_RECORDS SUPPLIED_:
○ ○ ○ ○ ○ ○ ○

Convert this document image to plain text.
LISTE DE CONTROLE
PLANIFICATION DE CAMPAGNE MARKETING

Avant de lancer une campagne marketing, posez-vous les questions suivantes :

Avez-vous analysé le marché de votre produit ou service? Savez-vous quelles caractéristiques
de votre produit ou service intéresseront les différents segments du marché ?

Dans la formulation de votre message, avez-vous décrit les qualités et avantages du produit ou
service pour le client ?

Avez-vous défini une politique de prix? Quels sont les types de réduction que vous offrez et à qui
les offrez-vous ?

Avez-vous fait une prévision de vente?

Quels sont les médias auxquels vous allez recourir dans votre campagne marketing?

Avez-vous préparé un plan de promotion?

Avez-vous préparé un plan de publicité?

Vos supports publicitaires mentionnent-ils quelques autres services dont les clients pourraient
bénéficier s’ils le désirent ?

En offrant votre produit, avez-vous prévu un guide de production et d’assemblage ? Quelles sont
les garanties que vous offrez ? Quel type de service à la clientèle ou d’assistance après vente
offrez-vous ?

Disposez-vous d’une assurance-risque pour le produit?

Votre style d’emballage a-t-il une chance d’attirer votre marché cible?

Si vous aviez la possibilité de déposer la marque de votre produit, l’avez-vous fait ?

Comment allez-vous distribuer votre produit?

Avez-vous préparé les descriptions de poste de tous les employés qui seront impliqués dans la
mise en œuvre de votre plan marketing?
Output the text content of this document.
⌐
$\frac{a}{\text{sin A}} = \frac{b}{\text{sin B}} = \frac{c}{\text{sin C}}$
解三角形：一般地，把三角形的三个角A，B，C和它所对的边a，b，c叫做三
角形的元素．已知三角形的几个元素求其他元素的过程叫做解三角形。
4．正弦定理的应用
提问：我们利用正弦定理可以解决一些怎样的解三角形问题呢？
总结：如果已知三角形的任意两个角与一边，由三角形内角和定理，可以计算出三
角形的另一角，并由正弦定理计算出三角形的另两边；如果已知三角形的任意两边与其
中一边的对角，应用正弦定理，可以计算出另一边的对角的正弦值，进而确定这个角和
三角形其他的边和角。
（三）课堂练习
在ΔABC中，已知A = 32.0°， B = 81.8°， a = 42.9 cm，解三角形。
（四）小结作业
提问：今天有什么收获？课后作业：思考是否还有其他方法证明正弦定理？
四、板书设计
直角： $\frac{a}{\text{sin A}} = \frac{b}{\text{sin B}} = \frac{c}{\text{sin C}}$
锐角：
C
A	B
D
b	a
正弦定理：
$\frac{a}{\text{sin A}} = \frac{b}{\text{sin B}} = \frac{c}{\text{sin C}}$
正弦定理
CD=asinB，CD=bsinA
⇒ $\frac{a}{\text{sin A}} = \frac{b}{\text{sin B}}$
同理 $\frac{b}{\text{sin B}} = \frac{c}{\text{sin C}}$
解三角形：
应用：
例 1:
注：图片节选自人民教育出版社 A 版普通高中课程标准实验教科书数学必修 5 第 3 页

○ ○ ○ ○ ○ ○ ○

_THE REQUEST_: Recite the full listing above exactly.

_TASK SOLUTION_:
Convert this document image to plain text.
LISTE DE CONTROLE
PLANIFICATION DE CAMPAGNE MARKETING

Avant de lancer une campagne marketing, posez-vous les questions suivantes :

Avez-vous analysé le marché de votre produit ou service? Savez-vous quelles caractéristiques
de votre produit ou service intéresseront les différents segments du marché ?

Dans la formulation de votre message, avez-vous décrit les qualités et avantages du produit ou
service pour le client ?

Avez-vous défini une politique de prix? Quels sont les types de réduction que vous offrez et à qui
les offrez-vous ?

Avez-vous fait une prévision de vente?

Quels sont les médias auxquels vous allez recourir dans votre campagne marketing?

Avez-vous préparé un plan de promotion?

Avez-vous préparé un plan de publicité?

Vos supports publicitaires mentionnent-ils quelques autres services dont les clients pourraient
bénéficier s’ils le désirent ?

En offrant votre produit, avez-vous prévu un guide de production et d’assemblage ? Quelles sont
les garanties que vous offrez ? Quel type de service à la clientèle ou d’assistance après vente
offrez-vous ?

Disposez-vous d’une assurance-risque pour le produit?

Votre style d’emballage a-t-il une chance d’attirer votre marché cible?

Si vous aviez la possibilité de déposer la marque de votre produit, l’avez-vous fait ?

Comment allez-vous distribuer votre produit?

Avez-vous préparé les descriptions de poste de tous les employés qui seront impliqués dans la
mise en œuvre de votre plan marketing?
Output the text content of this document.
⌐
$\frac{a}{\text{sin A}} = \frac{b}{\text{sin B}} = \frac{c}{\text{sin C}}$
解三角形：一般地，把三角形的三个角A，B，C和它所对的边a，b，c叫做三
角形的元素．已知三角形的几个元素求其他元素的过程叫做解三角形。
4．正弦定理的应用
提问：我们利用正弦定理可以解决一些怎样的解三角形问题呢？
总结：如果已知三角形的任意两个角与一边，由三角形内角和定理，可以计算出三
角形的另一角，并由正弦定理计算出三角形的另两边；如果已知三角形的任意两边与其
中一边的对角，应用正弦定理，可以计算出另一边的对角的正弦值，进而确定这个角和
三角形其他的边和角。
（三）课堂练习
在ΔABC中，已知A = 32.0°， B = 81.8°， a = 42.9 cm，解三角形。
（四）小结作业
提问：今天有什么收获？课后作业：思考是否还有其他方法证明正弦定理？
四、板书设计
直角： $\frac{a}{\text{sin A}} = \frac{b}{\text{sin B}} = \frac{c}{\text{sin C}}$
锐角：
C
A	B
D
b	a
正弦定理：
$\frac{a}{\text{sin A}} = \frac{b}{\text{sin B}} = \frac{c}{\text{sin C}}$
正弦定理
CD=asinB，CD=bsinA
⇒ $\frac{a}{\text{sin A}} = \frac{b}{\text{sin B}}$
同理 $\frac{b}{\text{sin B}} = \frac{c}{\text{sin C}}$
解三角形：
应用：
例 1:
注：图片节选自人民教育出版社 A 版普通高中课程标准实验教科书数学必修 5 第 3 页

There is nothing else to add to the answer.